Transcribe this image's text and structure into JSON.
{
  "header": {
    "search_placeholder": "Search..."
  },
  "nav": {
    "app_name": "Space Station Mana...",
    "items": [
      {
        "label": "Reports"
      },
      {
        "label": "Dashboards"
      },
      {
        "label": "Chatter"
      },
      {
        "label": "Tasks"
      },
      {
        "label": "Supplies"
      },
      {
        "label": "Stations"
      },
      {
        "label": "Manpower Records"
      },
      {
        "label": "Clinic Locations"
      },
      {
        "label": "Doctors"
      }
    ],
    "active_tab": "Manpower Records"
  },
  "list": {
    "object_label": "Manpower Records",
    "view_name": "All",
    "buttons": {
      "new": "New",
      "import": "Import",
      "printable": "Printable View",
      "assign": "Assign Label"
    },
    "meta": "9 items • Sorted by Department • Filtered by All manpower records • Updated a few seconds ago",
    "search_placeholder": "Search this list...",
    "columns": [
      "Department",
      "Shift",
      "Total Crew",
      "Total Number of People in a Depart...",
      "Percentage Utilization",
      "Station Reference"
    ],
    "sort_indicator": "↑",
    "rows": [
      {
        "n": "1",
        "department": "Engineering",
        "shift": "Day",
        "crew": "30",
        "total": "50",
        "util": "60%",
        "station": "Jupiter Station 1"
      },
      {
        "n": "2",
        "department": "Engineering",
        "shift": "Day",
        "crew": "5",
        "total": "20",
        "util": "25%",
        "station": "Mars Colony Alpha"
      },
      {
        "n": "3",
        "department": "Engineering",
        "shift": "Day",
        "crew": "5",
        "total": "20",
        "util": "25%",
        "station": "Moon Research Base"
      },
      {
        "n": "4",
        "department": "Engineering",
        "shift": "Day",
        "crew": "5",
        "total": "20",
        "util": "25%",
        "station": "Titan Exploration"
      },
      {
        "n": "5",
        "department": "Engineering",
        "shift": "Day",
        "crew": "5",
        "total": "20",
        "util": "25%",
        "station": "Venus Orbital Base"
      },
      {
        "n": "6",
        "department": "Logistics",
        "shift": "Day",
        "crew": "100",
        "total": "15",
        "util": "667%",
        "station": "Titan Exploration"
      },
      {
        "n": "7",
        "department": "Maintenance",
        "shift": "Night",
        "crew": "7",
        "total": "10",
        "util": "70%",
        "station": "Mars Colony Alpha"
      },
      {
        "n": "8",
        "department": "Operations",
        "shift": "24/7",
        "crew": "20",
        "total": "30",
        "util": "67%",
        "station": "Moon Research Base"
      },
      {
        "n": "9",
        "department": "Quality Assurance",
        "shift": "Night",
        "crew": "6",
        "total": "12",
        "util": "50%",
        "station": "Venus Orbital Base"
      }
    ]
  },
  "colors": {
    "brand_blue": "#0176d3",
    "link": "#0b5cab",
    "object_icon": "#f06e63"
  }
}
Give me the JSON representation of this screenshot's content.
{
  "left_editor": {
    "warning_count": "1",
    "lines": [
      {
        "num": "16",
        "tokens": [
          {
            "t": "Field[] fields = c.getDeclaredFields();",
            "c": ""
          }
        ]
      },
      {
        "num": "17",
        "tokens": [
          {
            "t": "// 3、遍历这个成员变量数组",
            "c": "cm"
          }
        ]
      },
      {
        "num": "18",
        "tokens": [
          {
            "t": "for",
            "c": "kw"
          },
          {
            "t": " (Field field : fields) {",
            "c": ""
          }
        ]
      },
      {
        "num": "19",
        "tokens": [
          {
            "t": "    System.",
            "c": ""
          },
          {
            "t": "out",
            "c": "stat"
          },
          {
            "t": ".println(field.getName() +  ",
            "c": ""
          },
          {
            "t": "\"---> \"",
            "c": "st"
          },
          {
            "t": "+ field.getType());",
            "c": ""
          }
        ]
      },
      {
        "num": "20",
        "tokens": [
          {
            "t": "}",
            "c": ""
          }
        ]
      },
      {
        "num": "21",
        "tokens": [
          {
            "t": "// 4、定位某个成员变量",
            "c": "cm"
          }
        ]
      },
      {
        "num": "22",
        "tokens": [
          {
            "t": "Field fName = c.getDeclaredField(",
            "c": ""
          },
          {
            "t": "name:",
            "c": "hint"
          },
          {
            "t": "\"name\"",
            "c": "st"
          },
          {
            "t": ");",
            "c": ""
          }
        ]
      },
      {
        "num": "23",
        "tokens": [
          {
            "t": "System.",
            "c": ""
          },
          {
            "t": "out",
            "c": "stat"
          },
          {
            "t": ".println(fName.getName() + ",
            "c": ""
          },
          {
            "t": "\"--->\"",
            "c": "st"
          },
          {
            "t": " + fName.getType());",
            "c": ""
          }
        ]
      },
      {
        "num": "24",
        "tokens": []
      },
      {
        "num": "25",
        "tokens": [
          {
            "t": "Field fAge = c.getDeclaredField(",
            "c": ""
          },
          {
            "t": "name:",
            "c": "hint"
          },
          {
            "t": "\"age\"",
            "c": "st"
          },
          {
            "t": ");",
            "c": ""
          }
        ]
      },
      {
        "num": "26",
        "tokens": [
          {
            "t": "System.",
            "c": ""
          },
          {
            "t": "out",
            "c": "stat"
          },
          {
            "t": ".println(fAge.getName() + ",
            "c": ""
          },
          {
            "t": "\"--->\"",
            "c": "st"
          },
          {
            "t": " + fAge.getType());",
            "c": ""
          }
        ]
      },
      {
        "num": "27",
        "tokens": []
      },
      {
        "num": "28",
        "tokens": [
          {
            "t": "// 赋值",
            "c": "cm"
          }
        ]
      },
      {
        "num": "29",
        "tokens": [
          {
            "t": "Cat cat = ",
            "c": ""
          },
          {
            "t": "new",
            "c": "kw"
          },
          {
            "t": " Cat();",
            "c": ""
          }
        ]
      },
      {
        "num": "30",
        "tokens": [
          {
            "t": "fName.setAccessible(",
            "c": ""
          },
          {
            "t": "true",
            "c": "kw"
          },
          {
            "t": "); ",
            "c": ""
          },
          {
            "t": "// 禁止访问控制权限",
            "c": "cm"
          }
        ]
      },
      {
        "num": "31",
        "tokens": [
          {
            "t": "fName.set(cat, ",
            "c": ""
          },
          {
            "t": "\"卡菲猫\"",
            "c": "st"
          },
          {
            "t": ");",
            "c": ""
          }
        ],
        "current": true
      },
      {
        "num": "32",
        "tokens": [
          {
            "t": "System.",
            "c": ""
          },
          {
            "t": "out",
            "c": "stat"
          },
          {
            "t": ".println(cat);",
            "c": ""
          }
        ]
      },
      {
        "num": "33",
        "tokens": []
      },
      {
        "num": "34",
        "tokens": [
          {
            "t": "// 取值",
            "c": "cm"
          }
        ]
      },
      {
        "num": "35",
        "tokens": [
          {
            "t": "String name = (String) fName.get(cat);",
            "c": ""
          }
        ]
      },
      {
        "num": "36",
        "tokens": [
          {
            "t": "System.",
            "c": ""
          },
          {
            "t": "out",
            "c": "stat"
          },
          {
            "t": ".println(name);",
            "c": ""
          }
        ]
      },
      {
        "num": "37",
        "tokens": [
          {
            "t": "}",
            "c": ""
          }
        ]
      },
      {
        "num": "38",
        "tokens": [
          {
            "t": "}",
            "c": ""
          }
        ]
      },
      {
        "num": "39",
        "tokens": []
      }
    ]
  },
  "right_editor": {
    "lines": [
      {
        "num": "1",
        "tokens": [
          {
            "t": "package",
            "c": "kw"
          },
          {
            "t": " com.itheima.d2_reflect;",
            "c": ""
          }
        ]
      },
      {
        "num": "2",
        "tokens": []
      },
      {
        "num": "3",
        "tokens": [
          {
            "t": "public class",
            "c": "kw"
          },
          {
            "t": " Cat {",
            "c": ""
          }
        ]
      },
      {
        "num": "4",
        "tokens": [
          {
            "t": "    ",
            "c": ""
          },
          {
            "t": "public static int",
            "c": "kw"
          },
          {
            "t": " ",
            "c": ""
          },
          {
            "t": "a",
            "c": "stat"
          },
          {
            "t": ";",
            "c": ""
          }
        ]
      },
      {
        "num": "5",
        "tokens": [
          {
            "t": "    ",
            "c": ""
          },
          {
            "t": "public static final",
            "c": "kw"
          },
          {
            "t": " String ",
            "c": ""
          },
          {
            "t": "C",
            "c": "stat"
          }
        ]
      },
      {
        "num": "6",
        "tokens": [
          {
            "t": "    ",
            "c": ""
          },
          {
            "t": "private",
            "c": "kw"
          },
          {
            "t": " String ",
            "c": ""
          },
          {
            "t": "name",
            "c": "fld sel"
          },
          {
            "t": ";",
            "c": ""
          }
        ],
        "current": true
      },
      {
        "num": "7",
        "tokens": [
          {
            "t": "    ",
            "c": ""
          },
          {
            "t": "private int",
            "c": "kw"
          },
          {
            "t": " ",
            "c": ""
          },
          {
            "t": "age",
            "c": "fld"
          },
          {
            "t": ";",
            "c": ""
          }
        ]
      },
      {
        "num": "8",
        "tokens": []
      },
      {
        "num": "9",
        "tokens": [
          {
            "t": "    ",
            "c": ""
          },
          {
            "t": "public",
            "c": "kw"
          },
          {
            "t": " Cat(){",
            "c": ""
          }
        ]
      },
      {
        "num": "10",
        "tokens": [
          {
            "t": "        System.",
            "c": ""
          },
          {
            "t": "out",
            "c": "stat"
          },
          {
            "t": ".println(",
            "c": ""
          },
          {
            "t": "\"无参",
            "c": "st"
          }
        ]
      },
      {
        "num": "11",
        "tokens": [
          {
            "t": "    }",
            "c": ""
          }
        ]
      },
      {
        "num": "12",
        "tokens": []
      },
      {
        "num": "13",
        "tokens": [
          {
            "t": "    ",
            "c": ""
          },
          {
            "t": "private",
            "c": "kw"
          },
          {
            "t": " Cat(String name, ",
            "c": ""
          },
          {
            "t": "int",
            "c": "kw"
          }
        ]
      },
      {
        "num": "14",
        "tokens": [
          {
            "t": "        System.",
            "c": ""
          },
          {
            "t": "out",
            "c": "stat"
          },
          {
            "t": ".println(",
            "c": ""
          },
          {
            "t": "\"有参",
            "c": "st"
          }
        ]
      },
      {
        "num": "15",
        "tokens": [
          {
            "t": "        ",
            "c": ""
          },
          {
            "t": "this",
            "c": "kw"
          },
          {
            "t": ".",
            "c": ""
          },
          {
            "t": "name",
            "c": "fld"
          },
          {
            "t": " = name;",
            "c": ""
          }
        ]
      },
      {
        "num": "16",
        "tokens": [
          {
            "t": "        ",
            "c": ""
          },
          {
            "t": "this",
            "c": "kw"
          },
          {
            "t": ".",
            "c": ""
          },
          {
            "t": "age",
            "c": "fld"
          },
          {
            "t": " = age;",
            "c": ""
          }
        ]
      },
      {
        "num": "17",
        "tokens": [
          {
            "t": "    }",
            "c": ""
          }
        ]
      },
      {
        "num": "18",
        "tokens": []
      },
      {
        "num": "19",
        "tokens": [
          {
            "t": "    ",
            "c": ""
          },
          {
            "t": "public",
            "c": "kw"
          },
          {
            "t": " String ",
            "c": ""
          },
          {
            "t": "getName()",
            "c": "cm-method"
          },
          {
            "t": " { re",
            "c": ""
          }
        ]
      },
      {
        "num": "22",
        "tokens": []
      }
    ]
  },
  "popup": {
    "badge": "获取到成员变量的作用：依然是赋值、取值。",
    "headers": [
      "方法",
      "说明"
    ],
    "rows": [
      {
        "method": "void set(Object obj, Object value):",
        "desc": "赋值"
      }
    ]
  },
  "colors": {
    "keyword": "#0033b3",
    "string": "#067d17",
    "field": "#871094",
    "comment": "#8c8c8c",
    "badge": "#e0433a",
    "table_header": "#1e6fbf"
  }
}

__EXERCISE REQUIREMENTS__. Report how many lines contain "items". Give nothing but the number.

__EXERCISE RESULT__. 2